• _What you should do_: Return each line of the records holding the string "this".

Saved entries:
◇ ◇ ◇ ◇ ◇ ◇ ◇

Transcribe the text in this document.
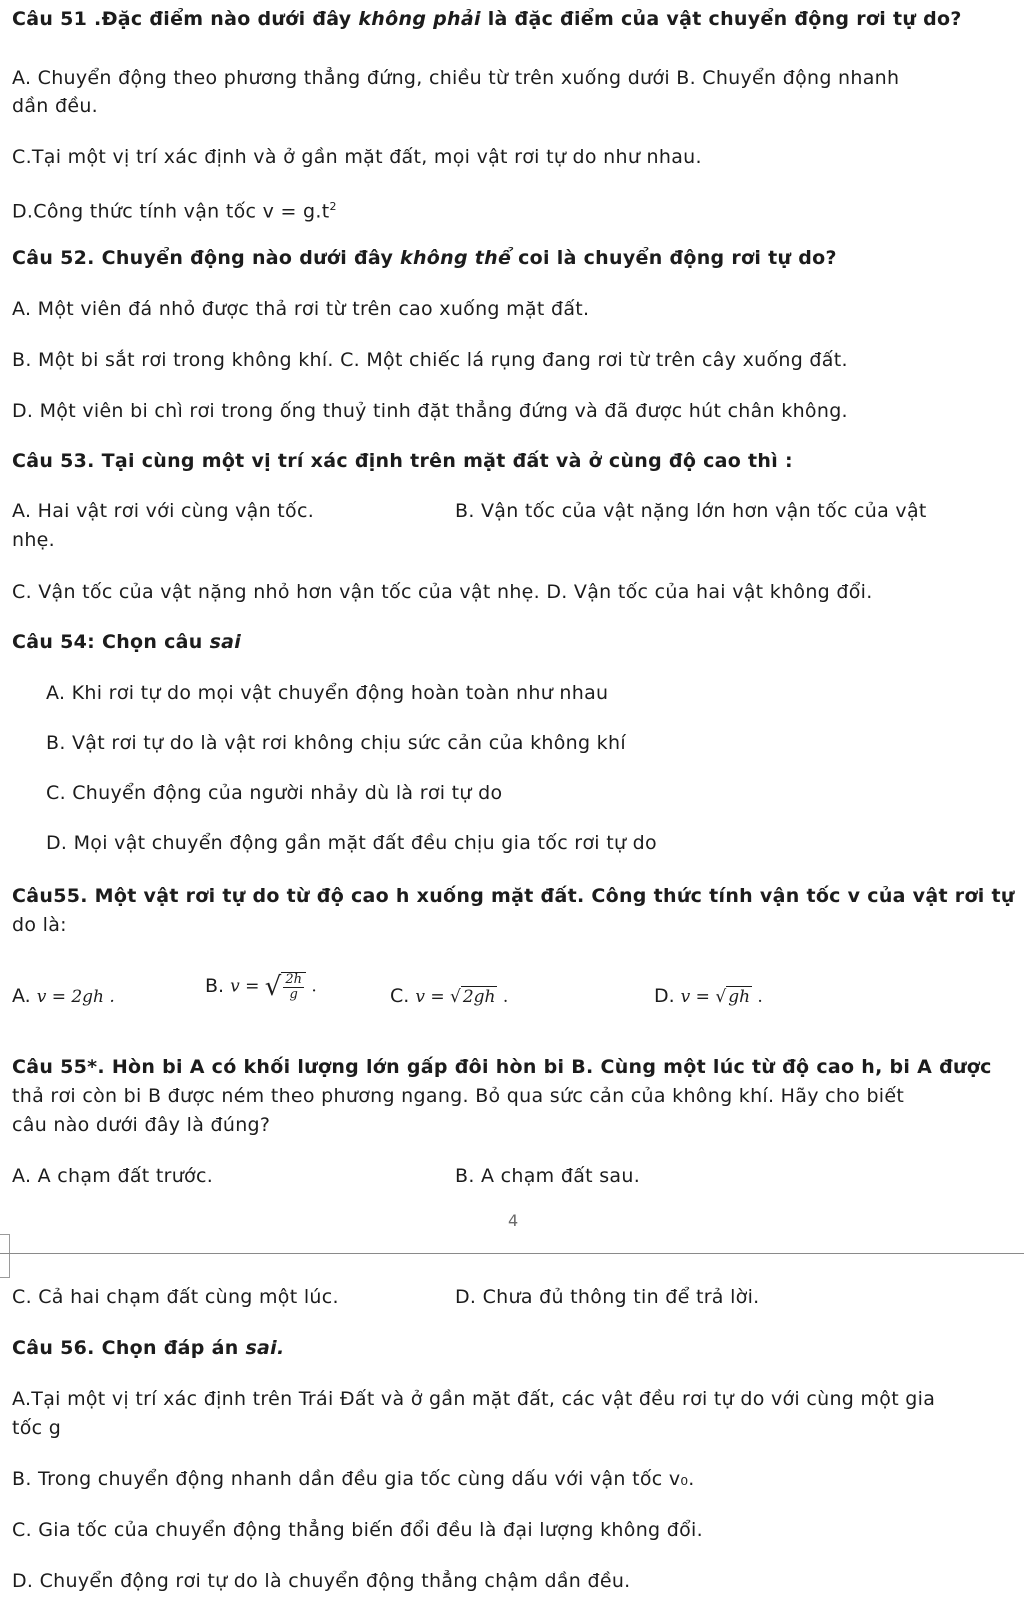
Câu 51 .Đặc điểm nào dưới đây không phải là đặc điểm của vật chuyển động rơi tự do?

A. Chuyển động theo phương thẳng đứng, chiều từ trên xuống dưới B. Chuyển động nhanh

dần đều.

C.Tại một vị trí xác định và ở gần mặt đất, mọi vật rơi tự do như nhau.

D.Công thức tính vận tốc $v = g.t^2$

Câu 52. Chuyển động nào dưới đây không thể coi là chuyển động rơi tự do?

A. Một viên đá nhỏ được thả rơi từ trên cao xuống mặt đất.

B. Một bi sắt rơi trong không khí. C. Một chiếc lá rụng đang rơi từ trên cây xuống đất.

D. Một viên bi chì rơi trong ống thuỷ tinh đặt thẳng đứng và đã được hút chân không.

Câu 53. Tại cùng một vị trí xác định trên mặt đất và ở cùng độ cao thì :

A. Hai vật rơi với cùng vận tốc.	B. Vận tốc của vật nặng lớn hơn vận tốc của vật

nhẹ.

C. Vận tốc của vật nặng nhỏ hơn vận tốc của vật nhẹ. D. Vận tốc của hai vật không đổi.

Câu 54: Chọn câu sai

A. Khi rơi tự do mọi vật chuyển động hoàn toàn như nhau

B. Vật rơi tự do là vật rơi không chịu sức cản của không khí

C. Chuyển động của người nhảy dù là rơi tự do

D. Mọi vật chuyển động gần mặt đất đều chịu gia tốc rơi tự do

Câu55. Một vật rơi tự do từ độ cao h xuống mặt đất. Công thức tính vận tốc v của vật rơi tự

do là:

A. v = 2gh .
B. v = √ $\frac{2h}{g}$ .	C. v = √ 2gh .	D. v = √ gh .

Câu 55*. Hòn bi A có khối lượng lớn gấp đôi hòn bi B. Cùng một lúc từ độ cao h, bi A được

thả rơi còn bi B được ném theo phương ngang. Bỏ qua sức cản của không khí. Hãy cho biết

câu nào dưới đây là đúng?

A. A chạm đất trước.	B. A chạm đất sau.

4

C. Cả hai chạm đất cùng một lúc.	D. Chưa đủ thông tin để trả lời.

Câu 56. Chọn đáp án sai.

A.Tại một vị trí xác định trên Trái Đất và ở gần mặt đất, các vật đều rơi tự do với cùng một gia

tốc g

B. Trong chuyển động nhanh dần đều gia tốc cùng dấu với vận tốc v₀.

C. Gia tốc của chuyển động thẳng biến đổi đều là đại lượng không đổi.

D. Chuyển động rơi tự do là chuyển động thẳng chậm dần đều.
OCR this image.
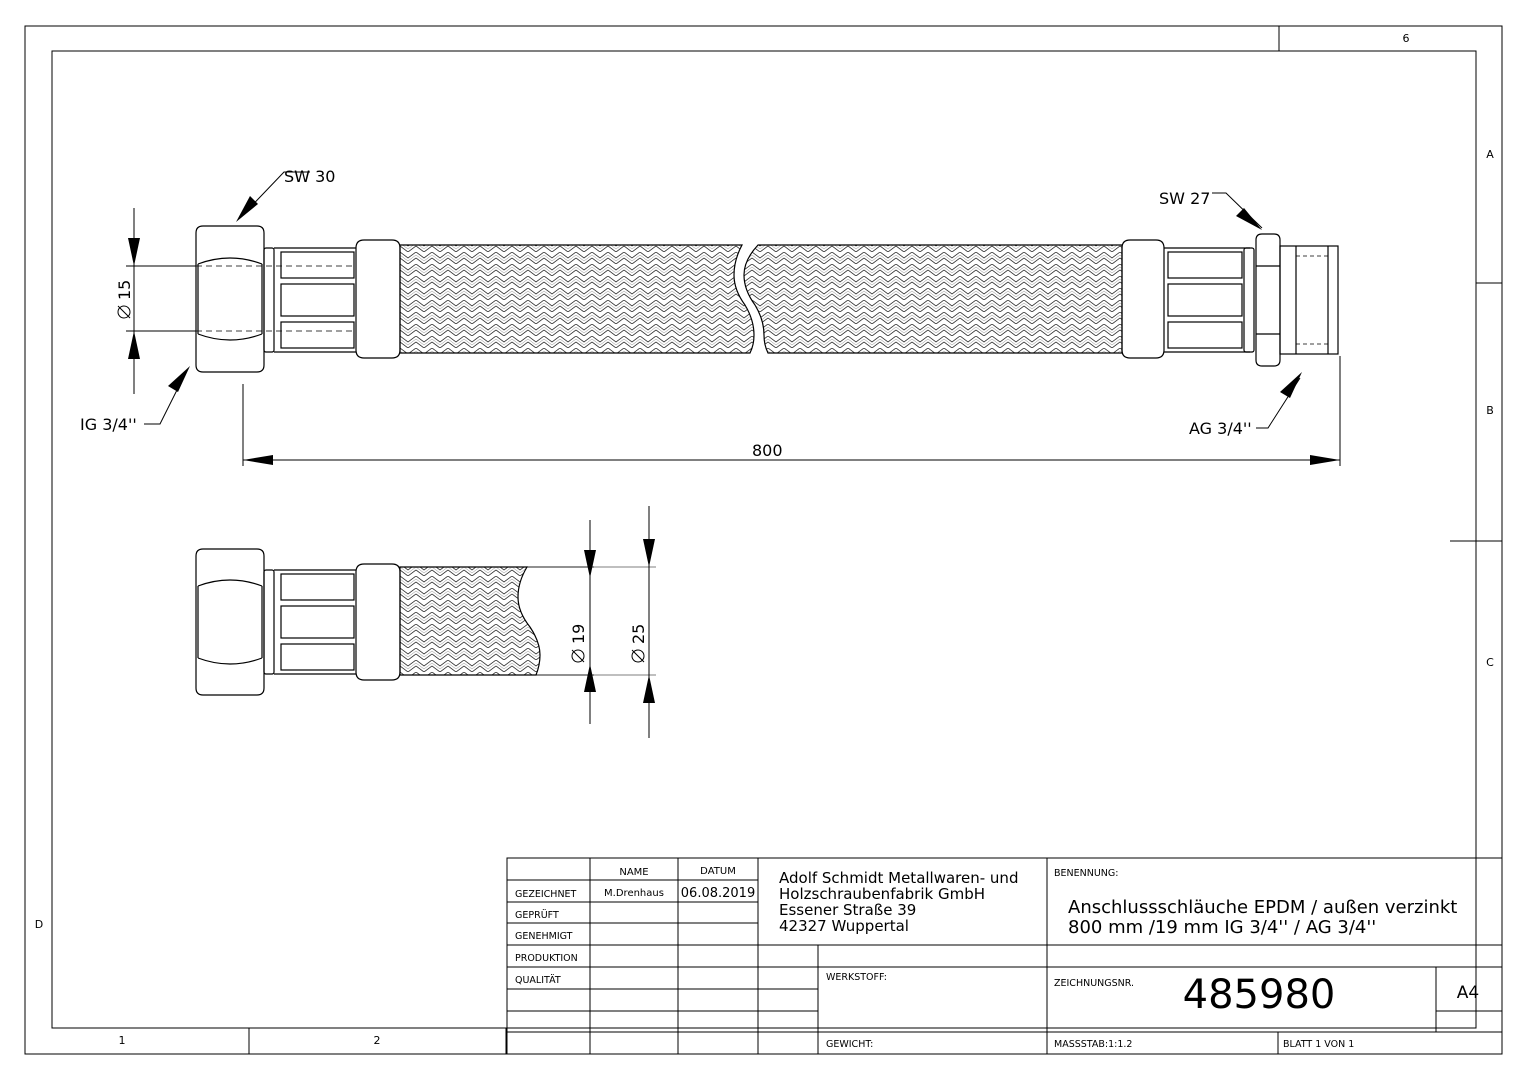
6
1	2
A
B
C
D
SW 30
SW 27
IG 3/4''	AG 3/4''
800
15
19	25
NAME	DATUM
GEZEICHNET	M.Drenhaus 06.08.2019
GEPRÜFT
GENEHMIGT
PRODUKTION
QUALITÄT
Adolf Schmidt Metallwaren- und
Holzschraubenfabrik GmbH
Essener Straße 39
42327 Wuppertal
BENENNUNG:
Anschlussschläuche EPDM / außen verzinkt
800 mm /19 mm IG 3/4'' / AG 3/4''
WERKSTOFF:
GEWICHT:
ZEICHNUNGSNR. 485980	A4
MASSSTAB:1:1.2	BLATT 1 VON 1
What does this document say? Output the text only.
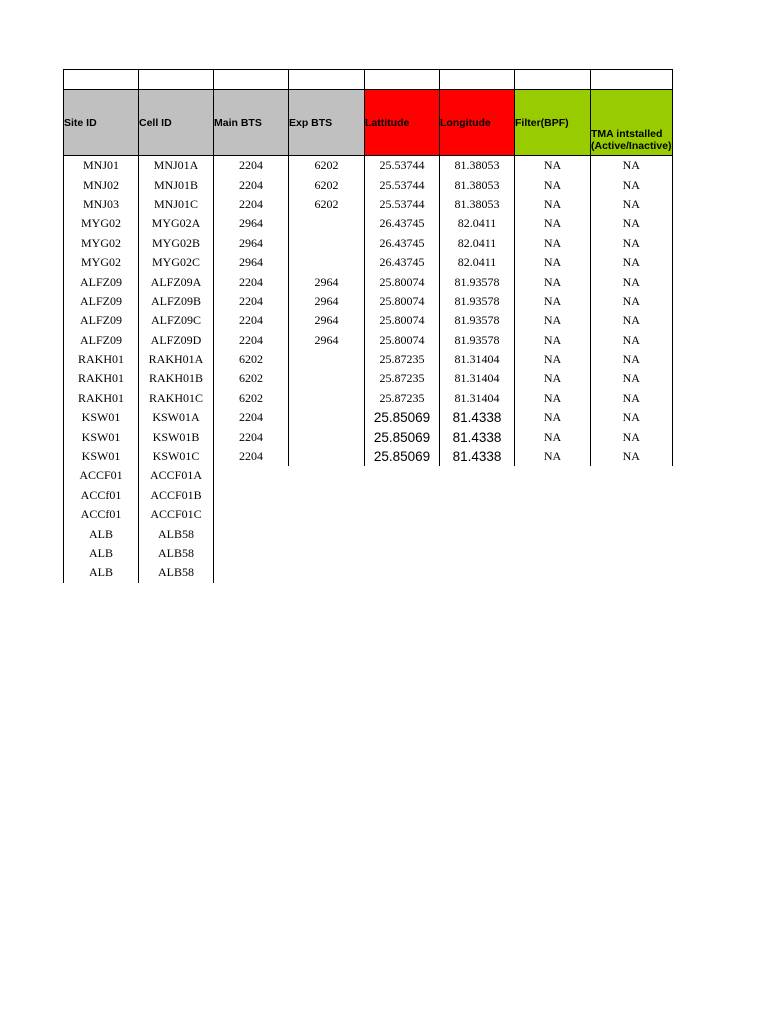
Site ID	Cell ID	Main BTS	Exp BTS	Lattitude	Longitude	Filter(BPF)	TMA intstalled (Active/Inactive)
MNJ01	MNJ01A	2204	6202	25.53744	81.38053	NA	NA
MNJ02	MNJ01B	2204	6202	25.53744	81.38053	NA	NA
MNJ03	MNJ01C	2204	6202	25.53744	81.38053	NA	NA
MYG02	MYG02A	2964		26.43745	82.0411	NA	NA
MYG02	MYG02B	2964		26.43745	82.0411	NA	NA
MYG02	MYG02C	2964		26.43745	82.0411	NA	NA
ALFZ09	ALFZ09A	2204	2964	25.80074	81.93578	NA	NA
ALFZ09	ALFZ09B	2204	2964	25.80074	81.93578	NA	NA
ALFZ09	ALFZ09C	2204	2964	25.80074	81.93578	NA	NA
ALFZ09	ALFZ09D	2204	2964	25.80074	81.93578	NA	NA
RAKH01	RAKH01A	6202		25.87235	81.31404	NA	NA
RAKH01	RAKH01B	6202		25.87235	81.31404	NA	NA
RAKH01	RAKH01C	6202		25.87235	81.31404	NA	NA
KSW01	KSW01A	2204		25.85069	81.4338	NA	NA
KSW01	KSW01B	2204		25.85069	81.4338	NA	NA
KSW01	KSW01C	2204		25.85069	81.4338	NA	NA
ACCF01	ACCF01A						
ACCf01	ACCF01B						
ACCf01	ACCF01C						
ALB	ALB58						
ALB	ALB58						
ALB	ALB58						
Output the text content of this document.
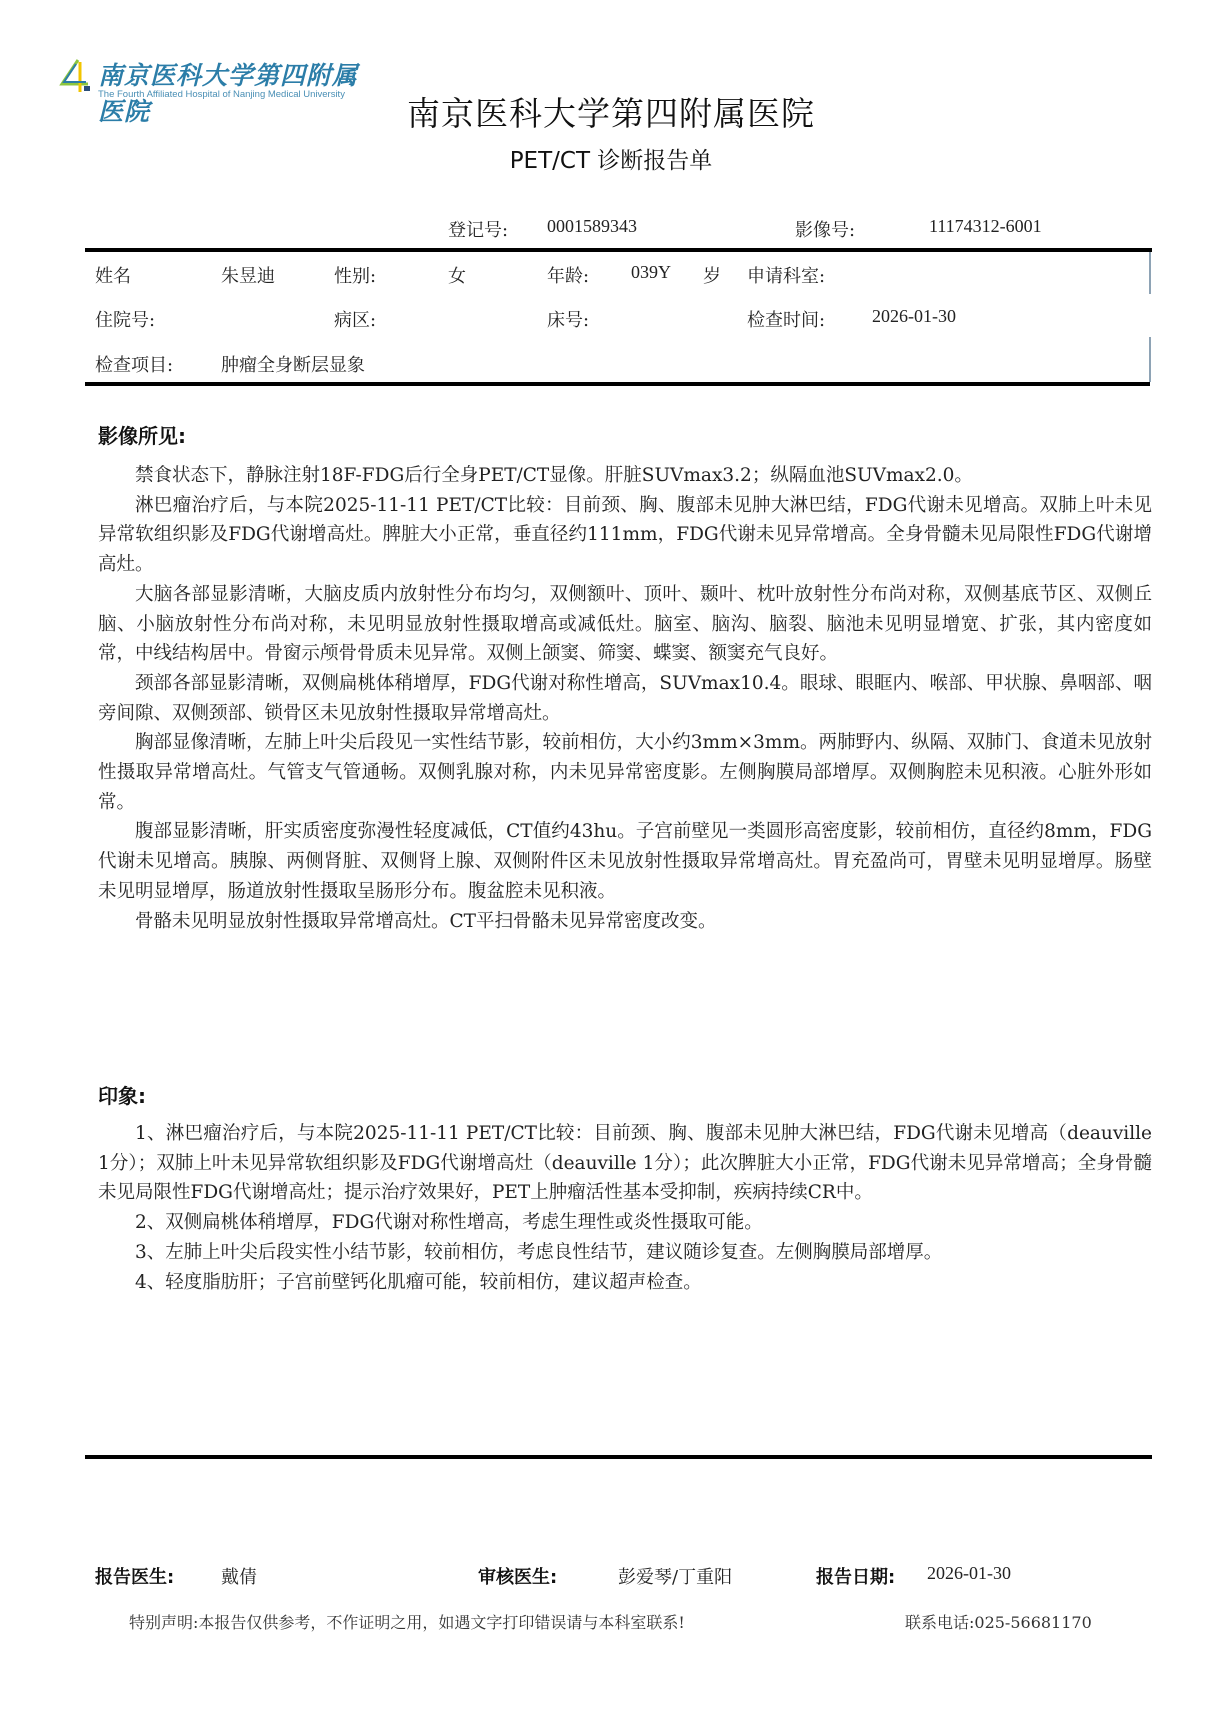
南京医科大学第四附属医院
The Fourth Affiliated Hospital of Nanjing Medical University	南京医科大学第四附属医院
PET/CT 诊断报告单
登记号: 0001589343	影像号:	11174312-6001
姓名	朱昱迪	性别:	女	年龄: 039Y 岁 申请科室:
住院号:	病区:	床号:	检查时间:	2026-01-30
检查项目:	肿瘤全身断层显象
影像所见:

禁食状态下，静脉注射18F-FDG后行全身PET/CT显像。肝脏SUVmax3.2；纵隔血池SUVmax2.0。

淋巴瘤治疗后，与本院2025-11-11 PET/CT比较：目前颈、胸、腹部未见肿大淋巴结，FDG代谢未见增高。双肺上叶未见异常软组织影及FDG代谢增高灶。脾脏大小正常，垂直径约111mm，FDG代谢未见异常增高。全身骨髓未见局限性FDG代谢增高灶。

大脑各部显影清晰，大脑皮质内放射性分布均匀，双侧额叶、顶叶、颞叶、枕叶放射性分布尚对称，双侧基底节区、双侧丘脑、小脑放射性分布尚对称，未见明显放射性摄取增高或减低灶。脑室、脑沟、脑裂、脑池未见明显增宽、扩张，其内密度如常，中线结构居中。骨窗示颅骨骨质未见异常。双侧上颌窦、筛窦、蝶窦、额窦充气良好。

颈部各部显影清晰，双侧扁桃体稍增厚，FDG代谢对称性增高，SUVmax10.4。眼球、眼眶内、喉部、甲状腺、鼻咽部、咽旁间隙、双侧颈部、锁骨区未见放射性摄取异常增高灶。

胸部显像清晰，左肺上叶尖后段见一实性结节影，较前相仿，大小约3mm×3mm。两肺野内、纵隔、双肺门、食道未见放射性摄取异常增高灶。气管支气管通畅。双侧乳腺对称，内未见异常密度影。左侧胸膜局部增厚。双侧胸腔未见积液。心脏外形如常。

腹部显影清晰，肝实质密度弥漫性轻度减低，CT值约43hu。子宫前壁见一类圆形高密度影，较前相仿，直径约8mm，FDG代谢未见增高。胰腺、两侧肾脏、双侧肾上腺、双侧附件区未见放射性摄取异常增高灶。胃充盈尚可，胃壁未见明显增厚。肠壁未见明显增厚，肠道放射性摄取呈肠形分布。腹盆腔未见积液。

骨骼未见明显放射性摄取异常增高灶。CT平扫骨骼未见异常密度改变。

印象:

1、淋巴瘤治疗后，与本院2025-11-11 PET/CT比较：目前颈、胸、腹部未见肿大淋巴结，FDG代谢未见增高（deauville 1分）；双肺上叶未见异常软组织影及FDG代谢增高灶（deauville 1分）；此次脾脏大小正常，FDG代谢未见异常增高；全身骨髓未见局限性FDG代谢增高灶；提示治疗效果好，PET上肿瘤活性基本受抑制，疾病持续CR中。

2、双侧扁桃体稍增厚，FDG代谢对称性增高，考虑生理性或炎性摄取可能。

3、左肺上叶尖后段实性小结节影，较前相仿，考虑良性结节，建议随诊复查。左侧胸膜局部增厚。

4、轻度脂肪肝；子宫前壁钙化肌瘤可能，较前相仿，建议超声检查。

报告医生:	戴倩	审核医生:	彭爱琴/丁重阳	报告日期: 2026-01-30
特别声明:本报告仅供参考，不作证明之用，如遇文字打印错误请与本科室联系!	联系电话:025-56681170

◇ ◇ ◇ ◇ ◇ ◇ ◇

• _Exercise output_:
Transcribe the text in this document.
OCR this image.
What does this document say? Output the text only.
Output the text content of this document.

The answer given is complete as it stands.